→ INSTRUCTION
Separate out the lines that hold "прилагательным".

* START INPUT ROWS *

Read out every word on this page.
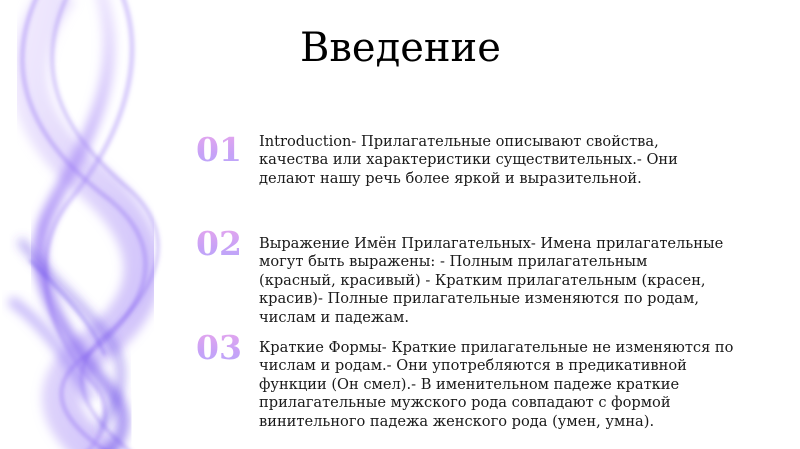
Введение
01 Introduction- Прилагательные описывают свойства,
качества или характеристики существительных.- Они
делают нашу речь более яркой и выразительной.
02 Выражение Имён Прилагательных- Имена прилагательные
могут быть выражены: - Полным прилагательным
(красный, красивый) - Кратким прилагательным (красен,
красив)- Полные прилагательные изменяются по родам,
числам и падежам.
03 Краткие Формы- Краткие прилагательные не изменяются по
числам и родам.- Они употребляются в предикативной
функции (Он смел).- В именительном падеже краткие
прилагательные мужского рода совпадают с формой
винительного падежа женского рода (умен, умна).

* END INPUT ROWS *
* START INPUT ROWS *

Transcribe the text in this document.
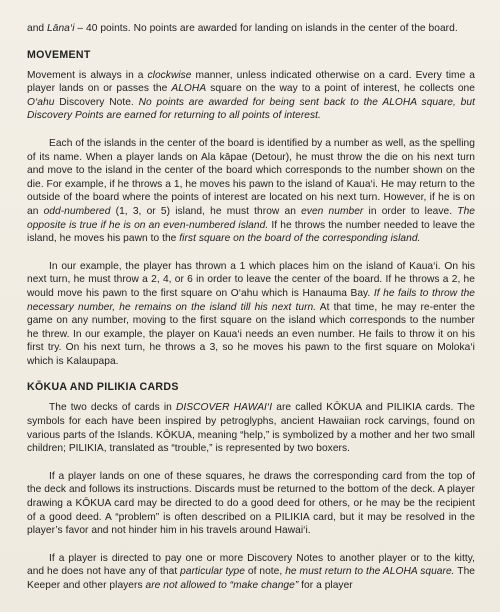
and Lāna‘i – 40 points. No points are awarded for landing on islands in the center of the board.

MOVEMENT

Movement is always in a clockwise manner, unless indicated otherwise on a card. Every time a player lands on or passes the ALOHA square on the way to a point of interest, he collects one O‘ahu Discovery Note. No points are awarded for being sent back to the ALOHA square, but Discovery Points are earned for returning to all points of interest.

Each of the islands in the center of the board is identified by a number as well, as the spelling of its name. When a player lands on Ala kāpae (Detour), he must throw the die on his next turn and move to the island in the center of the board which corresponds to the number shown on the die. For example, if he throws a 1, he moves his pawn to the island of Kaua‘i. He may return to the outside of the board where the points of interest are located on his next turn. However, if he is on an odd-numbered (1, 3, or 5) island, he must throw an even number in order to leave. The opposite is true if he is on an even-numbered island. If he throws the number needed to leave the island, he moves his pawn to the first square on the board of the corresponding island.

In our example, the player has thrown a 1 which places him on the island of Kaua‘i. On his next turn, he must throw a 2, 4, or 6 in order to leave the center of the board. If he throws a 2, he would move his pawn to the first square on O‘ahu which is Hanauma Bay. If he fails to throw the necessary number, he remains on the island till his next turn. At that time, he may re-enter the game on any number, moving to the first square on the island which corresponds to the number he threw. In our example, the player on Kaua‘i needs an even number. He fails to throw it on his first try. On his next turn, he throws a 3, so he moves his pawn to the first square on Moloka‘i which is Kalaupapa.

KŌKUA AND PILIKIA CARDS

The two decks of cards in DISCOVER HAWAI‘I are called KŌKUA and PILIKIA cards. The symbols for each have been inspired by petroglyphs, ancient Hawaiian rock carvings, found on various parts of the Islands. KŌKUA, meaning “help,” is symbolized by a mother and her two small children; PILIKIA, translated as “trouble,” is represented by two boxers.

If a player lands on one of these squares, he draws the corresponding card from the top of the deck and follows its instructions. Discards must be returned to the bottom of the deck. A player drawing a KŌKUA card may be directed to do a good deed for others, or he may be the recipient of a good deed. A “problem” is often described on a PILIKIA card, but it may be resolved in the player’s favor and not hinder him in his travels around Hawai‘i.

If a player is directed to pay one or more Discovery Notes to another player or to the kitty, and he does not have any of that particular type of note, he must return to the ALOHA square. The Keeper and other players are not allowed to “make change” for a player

* END INPUT ROWS *
* START INPUT ROWS *

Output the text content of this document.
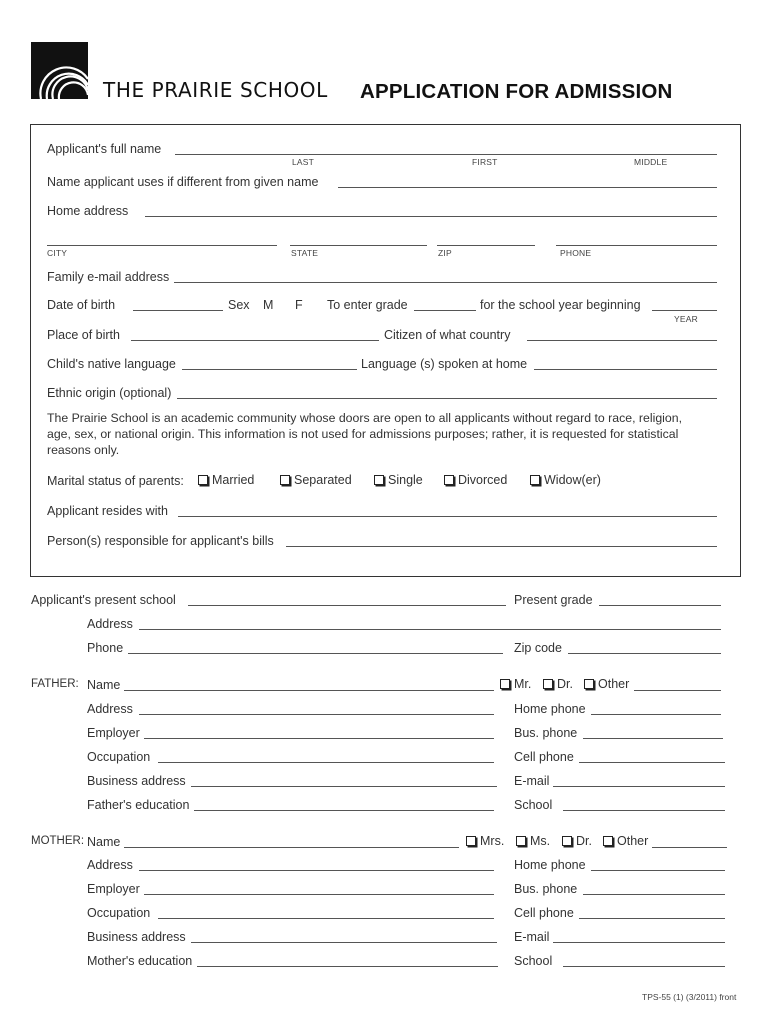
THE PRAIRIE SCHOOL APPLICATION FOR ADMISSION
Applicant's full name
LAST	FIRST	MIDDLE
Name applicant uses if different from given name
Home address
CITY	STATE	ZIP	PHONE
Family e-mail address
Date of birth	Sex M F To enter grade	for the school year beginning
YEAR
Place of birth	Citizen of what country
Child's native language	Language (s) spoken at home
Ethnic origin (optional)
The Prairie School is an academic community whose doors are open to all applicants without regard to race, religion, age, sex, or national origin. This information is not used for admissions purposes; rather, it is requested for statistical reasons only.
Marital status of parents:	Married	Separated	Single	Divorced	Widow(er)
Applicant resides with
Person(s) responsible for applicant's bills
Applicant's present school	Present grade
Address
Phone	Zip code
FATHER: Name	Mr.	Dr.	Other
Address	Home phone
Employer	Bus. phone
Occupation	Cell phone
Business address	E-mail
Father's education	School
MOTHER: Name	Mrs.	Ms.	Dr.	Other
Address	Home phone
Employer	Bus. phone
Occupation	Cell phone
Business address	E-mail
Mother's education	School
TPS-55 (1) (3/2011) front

* END INPUT ROWS *

→ WRITTEN SOLUTION
могут быть выражены: - Полным прилагательным
(красный, красивый) - Кратким прилагательным (красен,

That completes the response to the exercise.